** START OF GIVEN INFORMATION **

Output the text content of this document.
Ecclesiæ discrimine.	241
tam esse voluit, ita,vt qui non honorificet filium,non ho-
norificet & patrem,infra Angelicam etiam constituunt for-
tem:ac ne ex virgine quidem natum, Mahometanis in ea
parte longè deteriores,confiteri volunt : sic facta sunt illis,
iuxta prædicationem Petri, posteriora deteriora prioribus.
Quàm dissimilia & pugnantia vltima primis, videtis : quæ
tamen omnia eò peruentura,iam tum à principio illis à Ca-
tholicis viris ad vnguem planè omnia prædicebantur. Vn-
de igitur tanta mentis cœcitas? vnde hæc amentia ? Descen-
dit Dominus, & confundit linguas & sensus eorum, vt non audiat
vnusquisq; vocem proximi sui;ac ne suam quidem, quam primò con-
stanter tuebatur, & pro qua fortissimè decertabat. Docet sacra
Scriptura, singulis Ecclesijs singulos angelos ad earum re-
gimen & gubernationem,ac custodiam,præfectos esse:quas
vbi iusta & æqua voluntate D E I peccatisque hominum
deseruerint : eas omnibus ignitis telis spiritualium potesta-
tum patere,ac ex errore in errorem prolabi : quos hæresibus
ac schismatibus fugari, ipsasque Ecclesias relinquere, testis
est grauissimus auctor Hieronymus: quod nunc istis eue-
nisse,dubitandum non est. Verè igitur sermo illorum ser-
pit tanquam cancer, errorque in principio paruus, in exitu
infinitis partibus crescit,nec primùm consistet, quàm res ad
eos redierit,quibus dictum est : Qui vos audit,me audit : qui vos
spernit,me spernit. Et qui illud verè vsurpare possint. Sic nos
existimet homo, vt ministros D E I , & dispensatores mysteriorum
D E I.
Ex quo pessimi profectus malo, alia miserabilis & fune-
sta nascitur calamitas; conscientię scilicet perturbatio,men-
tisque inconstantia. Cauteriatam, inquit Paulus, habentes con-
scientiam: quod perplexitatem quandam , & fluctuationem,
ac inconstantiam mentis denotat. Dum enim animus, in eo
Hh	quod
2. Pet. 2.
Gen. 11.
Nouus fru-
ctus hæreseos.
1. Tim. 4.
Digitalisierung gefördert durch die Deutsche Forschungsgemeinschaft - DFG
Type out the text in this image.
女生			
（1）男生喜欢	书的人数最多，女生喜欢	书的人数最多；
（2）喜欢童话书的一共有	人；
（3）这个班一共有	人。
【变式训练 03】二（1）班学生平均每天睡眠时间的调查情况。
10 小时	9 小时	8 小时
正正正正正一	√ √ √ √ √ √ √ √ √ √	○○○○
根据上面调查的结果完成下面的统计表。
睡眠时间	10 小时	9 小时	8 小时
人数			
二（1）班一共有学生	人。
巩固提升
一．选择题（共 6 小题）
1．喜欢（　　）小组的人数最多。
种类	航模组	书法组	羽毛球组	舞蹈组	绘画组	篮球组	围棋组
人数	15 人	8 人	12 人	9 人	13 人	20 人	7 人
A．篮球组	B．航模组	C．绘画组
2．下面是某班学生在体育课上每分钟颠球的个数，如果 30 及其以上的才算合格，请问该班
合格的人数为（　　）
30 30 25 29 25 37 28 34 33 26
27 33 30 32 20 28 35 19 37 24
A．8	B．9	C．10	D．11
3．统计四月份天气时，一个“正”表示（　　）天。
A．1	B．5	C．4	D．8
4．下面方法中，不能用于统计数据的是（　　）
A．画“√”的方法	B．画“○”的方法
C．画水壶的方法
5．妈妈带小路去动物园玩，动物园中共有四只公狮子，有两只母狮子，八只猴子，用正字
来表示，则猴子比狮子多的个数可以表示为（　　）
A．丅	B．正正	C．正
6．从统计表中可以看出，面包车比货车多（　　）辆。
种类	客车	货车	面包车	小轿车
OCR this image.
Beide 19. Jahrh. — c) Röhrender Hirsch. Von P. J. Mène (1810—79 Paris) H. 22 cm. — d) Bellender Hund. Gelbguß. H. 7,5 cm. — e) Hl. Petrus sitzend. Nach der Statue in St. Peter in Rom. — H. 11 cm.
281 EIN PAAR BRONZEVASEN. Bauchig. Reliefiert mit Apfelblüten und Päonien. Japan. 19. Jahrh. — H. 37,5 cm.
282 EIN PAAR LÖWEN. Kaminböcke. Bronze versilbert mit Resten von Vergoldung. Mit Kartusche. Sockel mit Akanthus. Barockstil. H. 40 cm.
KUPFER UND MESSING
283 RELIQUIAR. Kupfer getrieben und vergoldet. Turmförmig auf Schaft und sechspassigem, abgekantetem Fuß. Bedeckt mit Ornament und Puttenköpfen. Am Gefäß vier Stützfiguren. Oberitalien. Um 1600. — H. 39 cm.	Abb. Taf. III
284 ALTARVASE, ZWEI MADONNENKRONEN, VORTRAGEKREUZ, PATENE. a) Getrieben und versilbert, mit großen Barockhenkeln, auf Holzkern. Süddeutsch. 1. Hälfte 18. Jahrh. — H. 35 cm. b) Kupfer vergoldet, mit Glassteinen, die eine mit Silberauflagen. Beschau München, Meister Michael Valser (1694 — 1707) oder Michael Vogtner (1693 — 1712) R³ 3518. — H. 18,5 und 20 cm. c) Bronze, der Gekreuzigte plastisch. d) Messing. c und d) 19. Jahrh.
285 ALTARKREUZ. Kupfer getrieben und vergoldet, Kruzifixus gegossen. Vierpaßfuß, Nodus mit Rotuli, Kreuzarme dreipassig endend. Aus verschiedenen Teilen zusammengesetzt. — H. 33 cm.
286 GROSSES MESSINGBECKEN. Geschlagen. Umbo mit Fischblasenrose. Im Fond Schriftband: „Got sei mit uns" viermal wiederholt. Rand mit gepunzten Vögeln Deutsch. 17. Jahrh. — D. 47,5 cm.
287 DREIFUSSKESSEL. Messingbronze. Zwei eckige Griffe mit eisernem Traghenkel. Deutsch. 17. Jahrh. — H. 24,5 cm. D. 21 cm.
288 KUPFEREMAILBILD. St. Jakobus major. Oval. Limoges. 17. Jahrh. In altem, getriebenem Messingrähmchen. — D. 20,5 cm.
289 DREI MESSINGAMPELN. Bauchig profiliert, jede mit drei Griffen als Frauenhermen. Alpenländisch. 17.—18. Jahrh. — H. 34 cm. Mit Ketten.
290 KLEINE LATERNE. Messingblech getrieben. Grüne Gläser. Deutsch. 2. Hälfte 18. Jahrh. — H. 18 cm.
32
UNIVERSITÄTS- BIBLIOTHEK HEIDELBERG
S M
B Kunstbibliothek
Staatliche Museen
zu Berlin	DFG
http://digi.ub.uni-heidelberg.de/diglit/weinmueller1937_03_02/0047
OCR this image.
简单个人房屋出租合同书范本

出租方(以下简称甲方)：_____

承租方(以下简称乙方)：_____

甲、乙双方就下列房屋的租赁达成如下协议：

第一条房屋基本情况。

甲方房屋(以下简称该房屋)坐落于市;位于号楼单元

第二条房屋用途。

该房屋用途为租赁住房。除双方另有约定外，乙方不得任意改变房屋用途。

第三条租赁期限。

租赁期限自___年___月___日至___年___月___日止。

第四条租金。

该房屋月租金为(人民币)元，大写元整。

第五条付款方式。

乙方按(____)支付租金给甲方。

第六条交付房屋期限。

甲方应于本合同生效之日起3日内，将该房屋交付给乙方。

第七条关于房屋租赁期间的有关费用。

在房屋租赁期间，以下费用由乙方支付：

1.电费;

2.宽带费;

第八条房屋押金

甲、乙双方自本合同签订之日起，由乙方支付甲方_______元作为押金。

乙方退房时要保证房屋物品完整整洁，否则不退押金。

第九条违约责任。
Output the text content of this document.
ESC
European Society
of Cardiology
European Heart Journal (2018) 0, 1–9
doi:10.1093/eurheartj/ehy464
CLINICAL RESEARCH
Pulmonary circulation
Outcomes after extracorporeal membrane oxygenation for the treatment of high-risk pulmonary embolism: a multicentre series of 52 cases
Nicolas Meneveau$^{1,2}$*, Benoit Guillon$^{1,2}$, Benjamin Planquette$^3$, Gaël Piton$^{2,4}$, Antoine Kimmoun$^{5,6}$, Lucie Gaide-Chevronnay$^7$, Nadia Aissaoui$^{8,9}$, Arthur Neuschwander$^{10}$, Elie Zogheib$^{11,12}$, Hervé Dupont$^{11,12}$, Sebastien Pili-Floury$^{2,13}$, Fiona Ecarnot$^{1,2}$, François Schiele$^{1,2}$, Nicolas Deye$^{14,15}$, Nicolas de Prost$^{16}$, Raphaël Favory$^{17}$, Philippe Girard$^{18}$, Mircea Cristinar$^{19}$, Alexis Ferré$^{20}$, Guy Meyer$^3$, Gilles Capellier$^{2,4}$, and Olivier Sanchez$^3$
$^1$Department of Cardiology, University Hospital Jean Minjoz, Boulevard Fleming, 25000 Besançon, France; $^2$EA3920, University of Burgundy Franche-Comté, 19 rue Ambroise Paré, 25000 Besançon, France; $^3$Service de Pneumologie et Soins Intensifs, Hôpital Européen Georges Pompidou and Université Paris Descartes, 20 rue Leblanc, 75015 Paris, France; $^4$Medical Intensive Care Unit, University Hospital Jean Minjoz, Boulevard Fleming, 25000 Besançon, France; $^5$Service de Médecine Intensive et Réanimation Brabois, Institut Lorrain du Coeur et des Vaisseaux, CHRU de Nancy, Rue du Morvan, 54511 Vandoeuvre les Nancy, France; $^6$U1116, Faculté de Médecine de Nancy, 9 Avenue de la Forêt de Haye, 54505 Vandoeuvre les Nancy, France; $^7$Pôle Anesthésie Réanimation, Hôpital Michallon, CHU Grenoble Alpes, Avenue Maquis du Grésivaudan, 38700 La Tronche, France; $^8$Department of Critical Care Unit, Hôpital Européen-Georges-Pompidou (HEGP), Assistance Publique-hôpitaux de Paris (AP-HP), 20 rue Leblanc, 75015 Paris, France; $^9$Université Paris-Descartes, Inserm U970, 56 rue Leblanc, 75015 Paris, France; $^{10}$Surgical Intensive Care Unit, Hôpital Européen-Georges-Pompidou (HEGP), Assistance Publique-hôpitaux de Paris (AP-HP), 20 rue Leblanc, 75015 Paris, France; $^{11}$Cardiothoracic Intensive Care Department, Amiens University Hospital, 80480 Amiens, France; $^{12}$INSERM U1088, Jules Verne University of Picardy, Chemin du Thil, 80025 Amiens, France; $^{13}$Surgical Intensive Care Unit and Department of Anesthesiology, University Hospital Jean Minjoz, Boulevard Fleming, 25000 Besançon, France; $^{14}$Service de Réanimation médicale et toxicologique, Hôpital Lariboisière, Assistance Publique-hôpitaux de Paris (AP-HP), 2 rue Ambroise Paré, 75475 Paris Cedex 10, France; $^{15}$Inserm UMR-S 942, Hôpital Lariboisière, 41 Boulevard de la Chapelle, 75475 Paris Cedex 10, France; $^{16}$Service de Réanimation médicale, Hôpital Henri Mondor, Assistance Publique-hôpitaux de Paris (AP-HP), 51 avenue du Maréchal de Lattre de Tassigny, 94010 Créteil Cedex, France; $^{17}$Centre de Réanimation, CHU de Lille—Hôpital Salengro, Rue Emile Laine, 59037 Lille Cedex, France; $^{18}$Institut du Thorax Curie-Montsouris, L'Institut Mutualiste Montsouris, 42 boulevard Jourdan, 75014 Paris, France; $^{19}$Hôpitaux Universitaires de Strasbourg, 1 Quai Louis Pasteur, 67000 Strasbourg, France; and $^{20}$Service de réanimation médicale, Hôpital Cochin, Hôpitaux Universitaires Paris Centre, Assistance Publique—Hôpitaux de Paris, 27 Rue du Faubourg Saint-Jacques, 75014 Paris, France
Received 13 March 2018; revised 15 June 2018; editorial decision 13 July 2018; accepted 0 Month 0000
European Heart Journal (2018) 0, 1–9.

** END OF GIVEN INFORMATION **

Looking at the entries above, state how many lines contain "mentis"; give the number alone.

### TASK RESULT
2